Stored entries
━━━━━━━━━━━━━━━━
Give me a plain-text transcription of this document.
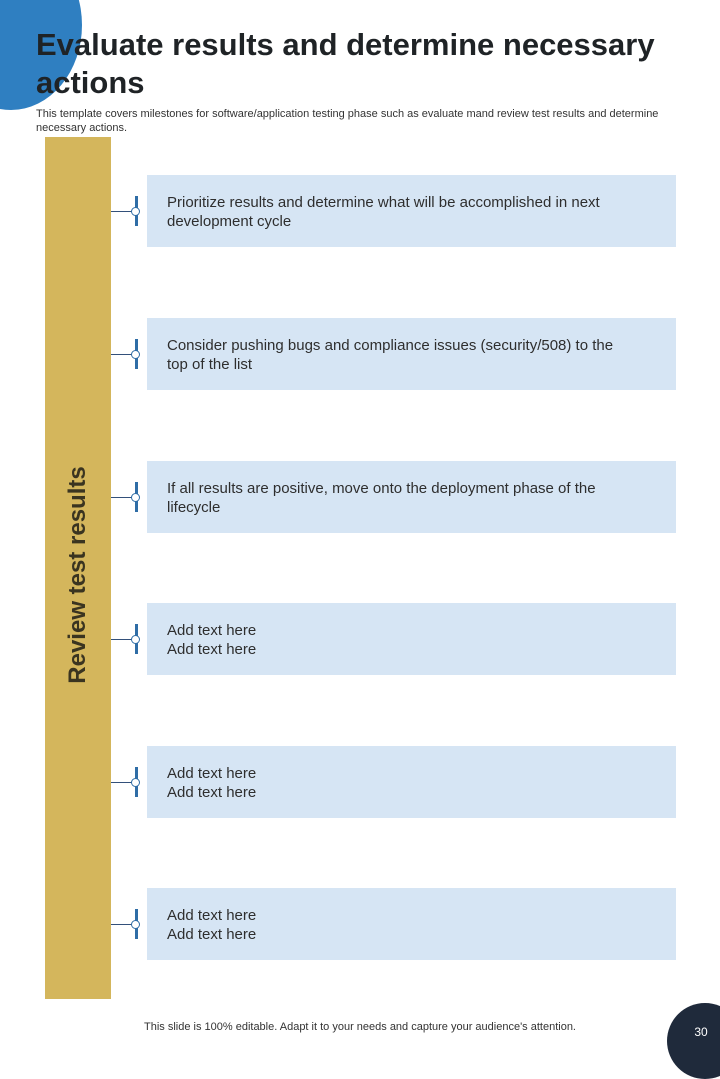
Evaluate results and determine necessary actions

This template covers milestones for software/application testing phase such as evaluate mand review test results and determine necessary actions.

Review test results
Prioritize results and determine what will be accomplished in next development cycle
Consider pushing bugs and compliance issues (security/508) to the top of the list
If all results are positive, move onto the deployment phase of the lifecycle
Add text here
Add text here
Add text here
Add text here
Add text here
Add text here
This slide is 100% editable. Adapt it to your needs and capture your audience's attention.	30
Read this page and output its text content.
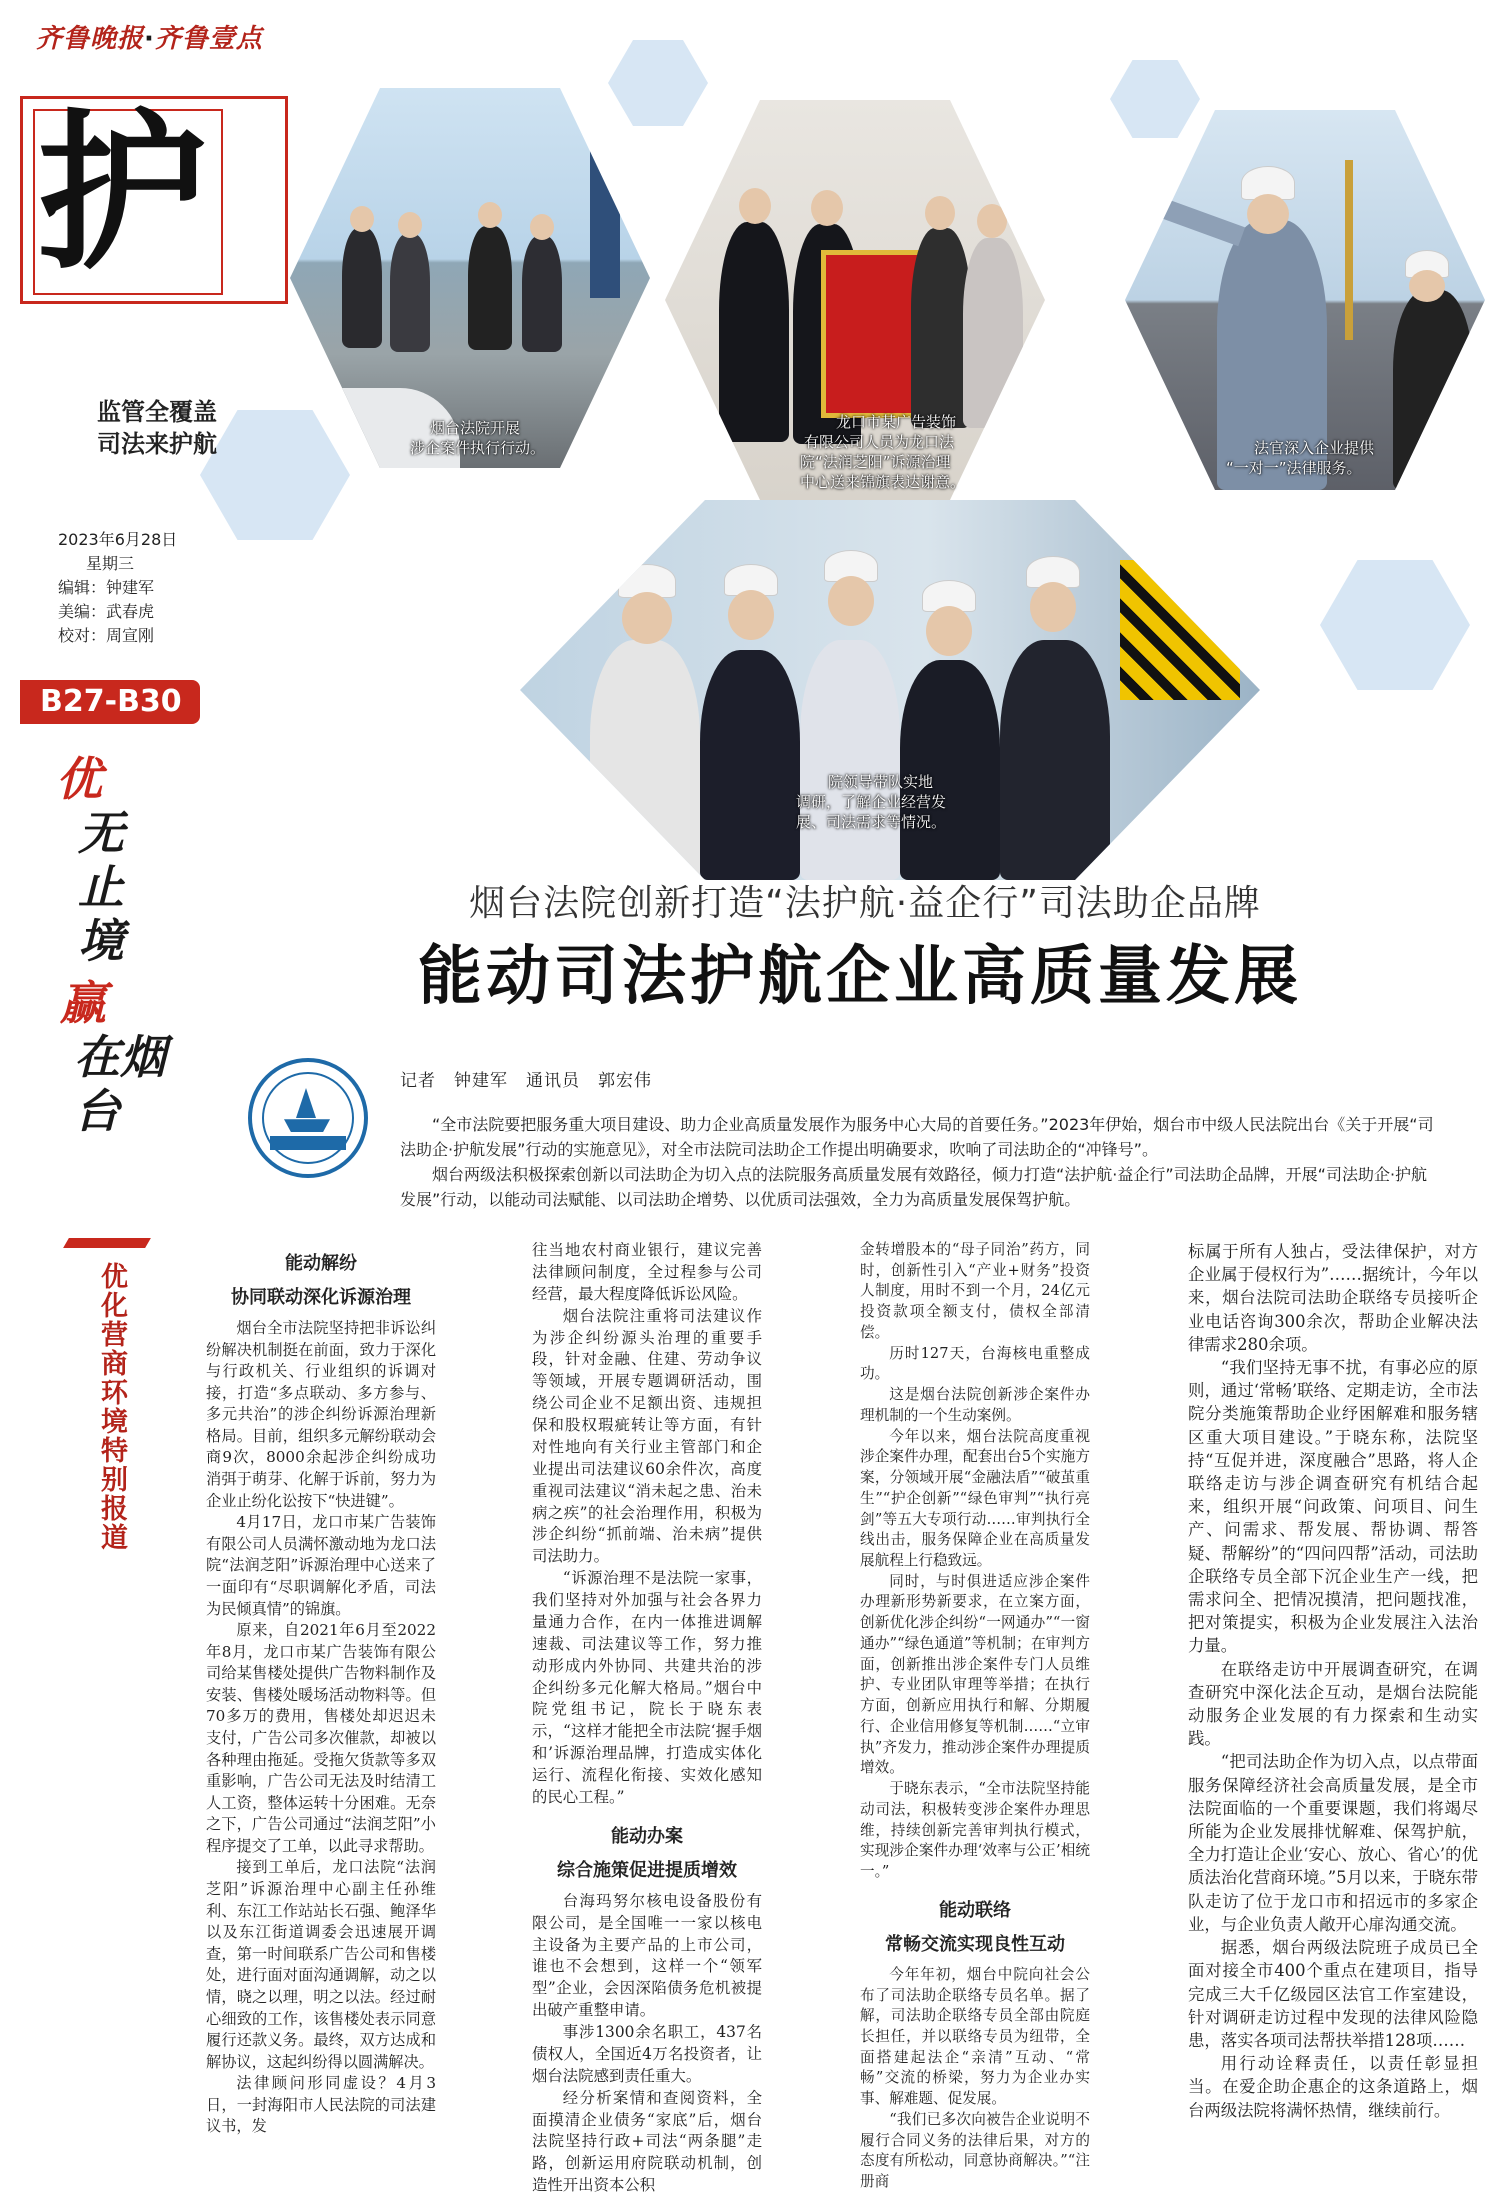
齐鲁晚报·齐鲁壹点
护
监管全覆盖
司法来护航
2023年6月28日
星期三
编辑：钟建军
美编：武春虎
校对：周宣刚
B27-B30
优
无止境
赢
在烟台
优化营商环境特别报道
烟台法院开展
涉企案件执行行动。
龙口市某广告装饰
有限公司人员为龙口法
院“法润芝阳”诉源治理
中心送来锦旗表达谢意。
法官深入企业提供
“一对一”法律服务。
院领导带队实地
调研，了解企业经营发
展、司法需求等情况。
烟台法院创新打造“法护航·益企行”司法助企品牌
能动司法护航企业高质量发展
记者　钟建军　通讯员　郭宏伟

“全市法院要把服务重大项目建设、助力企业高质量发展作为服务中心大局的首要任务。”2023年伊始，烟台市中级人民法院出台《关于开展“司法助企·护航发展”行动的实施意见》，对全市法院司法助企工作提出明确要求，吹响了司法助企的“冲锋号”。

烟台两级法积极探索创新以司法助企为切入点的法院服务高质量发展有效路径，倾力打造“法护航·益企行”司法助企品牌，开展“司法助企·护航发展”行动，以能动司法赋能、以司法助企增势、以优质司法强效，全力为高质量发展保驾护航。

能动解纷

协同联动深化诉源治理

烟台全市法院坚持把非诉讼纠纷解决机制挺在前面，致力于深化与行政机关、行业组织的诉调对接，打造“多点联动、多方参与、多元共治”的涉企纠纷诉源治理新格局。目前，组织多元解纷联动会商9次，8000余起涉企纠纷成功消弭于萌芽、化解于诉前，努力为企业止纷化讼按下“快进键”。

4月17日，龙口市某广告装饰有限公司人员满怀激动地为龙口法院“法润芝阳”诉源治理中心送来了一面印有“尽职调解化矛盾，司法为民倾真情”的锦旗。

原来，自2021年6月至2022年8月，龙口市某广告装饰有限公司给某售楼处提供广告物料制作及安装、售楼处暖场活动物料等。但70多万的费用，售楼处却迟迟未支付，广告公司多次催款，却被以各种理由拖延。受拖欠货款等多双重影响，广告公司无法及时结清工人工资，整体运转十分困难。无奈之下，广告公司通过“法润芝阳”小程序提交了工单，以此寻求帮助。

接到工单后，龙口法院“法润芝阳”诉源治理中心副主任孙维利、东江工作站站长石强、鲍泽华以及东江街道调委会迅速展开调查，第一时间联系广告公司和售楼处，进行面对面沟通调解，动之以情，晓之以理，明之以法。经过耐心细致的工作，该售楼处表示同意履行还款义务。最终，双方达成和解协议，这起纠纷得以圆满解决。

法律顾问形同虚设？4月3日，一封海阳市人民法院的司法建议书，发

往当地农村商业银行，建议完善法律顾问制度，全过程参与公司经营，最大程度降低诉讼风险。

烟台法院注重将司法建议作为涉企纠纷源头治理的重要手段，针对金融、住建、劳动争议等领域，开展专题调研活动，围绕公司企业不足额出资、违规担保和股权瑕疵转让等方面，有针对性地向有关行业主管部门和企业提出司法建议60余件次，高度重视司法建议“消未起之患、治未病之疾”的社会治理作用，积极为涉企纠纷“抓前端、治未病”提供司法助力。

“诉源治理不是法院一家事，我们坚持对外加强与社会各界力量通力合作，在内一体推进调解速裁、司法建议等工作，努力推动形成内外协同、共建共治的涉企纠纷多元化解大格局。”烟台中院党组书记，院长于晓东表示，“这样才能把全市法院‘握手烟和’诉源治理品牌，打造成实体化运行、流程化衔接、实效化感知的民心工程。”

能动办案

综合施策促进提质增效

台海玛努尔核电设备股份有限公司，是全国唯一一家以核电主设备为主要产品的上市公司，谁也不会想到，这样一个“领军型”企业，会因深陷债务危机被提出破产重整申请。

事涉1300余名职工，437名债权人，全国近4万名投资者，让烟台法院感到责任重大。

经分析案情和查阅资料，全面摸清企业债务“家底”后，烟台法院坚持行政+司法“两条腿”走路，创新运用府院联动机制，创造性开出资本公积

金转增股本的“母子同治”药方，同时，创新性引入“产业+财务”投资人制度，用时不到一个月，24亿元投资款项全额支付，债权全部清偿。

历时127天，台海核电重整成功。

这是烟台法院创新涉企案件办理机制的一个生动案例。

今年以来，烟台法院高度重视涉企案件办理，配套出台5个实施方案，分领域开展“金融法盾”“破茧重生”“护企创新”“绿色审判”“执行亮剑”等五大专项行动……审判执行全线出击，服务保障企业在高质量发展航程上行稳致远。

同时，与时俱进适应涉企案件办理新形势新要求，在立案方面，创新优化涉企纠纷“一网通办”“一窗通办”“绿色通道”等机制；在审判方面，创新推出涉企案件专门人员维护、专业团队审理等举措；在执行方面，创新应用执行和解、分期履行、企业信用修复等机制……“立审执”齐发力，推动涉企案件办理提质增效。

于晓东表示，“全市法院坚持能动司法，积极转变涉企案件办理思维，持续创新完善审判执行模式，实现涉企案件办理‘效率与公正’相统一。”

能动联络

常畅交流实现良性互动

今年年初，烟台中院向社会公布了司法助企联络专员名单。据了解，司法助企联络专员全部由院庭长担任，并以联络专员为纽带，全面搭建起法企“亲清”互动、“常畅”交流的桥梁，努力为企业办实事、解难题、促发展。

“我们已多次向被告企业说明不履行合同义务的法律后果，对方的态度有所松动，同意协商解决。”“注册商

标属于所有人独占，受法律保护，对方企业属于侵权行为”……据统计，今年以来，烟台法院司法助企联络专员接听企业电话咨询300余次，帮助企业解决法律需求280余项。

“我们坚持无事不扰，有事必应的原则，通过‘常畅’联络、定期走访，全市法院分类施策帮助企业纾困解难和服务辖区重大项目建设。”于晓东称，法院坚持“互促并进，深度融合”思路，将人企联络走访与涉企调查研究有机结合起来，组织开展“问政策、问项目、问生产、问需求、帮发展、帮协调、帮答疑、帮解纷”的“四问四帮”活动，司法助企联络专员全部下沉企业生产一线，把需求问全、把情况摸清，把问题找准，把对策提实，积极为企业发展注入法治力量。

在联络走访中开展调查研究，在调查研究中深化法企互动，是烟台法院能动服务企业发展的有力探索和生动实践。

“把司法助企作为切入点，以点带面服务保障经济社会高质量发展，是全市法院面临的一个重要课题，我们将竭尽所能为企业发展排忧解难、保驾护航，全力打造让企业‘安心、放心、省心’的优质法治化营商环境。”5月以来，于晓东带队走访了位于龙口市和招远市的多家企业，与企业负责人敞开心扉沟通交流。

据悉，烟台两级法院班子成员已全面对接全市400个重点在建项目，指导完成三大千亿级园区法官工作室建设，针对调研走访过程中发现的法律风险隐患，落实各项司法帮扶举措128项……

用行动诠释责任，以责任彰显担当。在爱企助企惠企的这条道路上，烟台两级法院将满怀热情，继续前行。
━━━━━━━━━━━━━━━━
### OBJECTIVE
All of the records above must be copied exactly, except for the pictures.

### WRITTEN SOLUTION
Give me a plain-text transcription of this document.
Evaluate results and determine necessary actions

This template covers milestones for software/application testing phase such as evaluate mand review test results and determine necessary actions.

Review test results
Prioritize results and determine what will be accomplished in next development cycle
Consider pushing bugs and compliance issues (security/508) to the top of the list
If all results are positive, move onto the deployment phase of the lifecycle
Add text here
Add text here
Add text here
Add text here
Add text here
Add text here
This slide is 100% editable. Adapt it to your needs and capture your audience's attention.	30
Read this page and output its text content.
齐鲁晚报·齐鲁壹点
护
监管全覆盖
司法来护航
2023年6月28日
星期三
编辑：钟建军
美编：武春虎
校对：周宣刚
B27-B30
优
无止境
赢
在烟台
优化营商环境特别报道
烟台法院开展
涉企案件执行行动。
龙口市某广告装饰
有限公司人员为龙口法
院“法润芝阳”诉源治理
中心送来锦旗表达谢意。
法官深入企业提供
“一对一”法律服务。
院领导带队实地
调研，了解企业经营发
展、司法需求等情况。
烟台法院创新打造“法护航·益企行”司法助企品牌
能动司法护航企业高质量发展
记者　钟建军　通讯员　郭宏伟

“全市法院要把服务重大项目建设、助力企业高质量发展作为服务中心大局的首要任务。”2023年伊始，烟台市中级人民法院出台《关于开展“司法助企·护航发展”行动的实施意见》，对全市法院司法助企工作提出明确要求，吹响了司法助企的“冲锋号”。

烟台两级法积极探索创新以司法助企为切入点的法院服务高质量发展有效路径，倾力打造“法护航·益企行”司法助企品牌，开展“司法助企·护航发展”行动，以能动司法赋能、以司法助企增势、以优质司法强效，全力为高质量发展保驾护航。

能动解纷

协同联动深化诉源治理

烟台全市法院坚持把非诉讼纠纷解决机制挺在前面，致力于深化与行政机关、行业组织的诉调对接，打造“多点联动、多方参与、多元共治”的涉企纠纷诉源治理新格局。目前，组织多元解纷联动会商9次，8000余起涉企纠纷成功消弭于萌芽、化解于诉前，努力为企业止纷化讼按下“快进键”。

4月17日，龙口市某广告装饰有限公司人员满怀激动地为龙口法院“法润芝阳”诉源治理中心送来了一面印有“尽职调解化矛盾，司法为民倾真情”的锦旗。

原来，自2021年6月至2022年8月，龙口市某广告装饰有限公司给某售楼处提供广告物料制作及安装、售楼处暖场活动物料等。但70多万的费用，售楼处却迟迟未支付，广告公司多次催款，却被以各种理由拖延。受拖欠货款等多双重影响，广告公司无法及时结清工人工资，整体运转十分困难。无奈之下，广告公司通过“法润芝阳”小程序提交了工单，以此寻求帮助。

接到工单后，龙口法院“法润芝阳”诉源治理中心副主任孙维利、东江工作站站长石强、鲍泽华以及东江街道调委会迅速展开调查，第一时间联系广告公司和售楼处，进行面对面沟通调解，动之以情，晓之以理，明之以法。经过耐心细致的工作，该售楼处表示同意履行还款义务。最终，双方达成和解协议，这起纠纷得以圆满解决。

法律顾问形同虚设？4月3日，一封海阳市人民法院的司法建议书，发

往当地农村商业银行，建议完善法律顾问制度，全过程参与公司经营，最大程度降低诉讼风险。

烟台法院注重将司法建议作为涉企纠纷源头治理的重要手段，针对金融、住建、劳动争议等领域，开展专题调研活动，围绕公司企业不足额出资、违规担保和股权瑕疵转让等方面，有针对性地向有关行业主管部门和企业提出司法建议60余件次，高度重视司法建议“消未起之患、治未病之疾”的社会治理作用，积极为涉企纠纷“抓前端、治未病”提供司法助力。

“诉源治理不是法院一家事，我们坚持对外加强与社会各界力量通力合作，在内一体推进调解速裁、司法建议等工作，努力推动形成内外协同、共建共治的涉企纠纷多元化解大格局。”烟台中院党组书记，院长于晓东表示，“这样才能把全市法院‘握手烟和’诉源治理品牌，打造成实体化运行、流程化衔接、实效化感知的民心工程。”

能动办案

综合施策促进提质增效

台海玛努尔核电设备股份有限公司，是全国唯一一家以核电主设备为主要产品的上市公司，谁也不会想到，这样一个“领军型”企业，会因深陷债务危机被提出破产重整申请。

事涉1300余名职工，437名债权人，全国近4万名投资者，让烟台法院感到责任重大。

经分析案情和查阅资料，全面摸清企业债务“家底”后，烟台法院坚持行政+司法“两条腿”走路，创新运用府院联动机制，创造性开出资本公积

金转增股本的“母子同治”药方，同时，创新性引入“产业+财务”投资人制度，用时不到一个月，24亿元投资款项全额支付，债权全部清偿。

历时127天，台海核电重整成功。

这是烟台法院创新涉企案件办理机制的一个生动案例。

今年以来，烟台法院高度重视涉企案件办理，配套出台5个实施方案，分领域开展“金融法盾”“破茧重生”“护企创新”“绿色审判”“执行亮剑”等五大专项行动……审判执行全线出击，服务保障企业在高质量发展航程上行稳致远。

同时，与时俱进适应涉企案件办理新形势新要求，在立案方面，创新优化涉企纠纷“一网通办”“一窗通办”“绿色通道”等机制；在审判方面，创新推出涉企案件专门人员维护、专业团队审理等举措；在执行方面，创新应用执行和解、分期履行、企业信用修复等机制……“立审执”齐发力，推动涉企案件办理提质增效。

于晓东表示，“全市法院坚持能动司法，积极转变涉企案件办理思维，持续创新完善审判执行模式，实现涉企案件办理‘效率与公正’相统一。”

能动联络

常畅交流实现良性互动

今年年初，烟台中院向社会公布了司法助企联络专员名单。据了解，司法助企联络专员全部由院庭长担任，并以联络专员为纽带，全面搭建起法企“亲清”互动、“常畅”交流的桥梁，努力为企业办实事、解难题、促发展。

“我们已多次向被告企业说明不履行合同义务的法律后果，对方的态度有所松动，同意协商解决。”“注册商

标属于所有人独占，受法律保护，对方企业属于侵权行为”……据统计，今年以来，烟台法院司法助企联络专员接听企业电话咨询300余次，帮助企业解决法律需求280余项。

“我们坚持无事不扰，有事必应的原则，通过‘常畅’联络、定期走访，全市法院分类施策帮助企业纾困解难和服务辖区重大项目建设。”于晓东称，法院坚持“互促并进，深度融合”思路，将人企联络走访与涉企调查研究有机结合起来，组织开展“问政策、问项目、问生产、问需求、帮发展、帮协调、帮答疑、帮解纷”的“四问四帮”活动，司法助企联络专员全部下沉企业生产一线，把需求问全、把情况摸清，把问题找准，把对策提实，积极为企业发展注入法治力量。

在联络走访中开展调查研究，在调查研究中深化法企互动，是烟台法院能动服务企业发展的有力探索和生动实践。

“把司法助企作为切入点，以点带面服务保障经济社会高质量发展，是全市法院面临的一个重要课题，我们将竭尽所能为企业发展排忧解难、保驾护航，全力打造让企业‘安心、放心、省心’的优质法治化营商环境。”5月以来，于晓东带队走访了位于龙口市和招远市的多家企业，与企业负责人敞开心扉沟通交流。

据悉，烟台两级法院班子成员已全面对接全市400个重点在建项目，指导完成三大千亿级园区法官工作室建设，针对调研走访过程中发现的法律风险隐患，落实各项司法帮扶举措128项……

用行动诠释责任，以责任彰显担当。在爱企助企惠企的这条道路上，烟台两级法院将满怀热情，继续前行。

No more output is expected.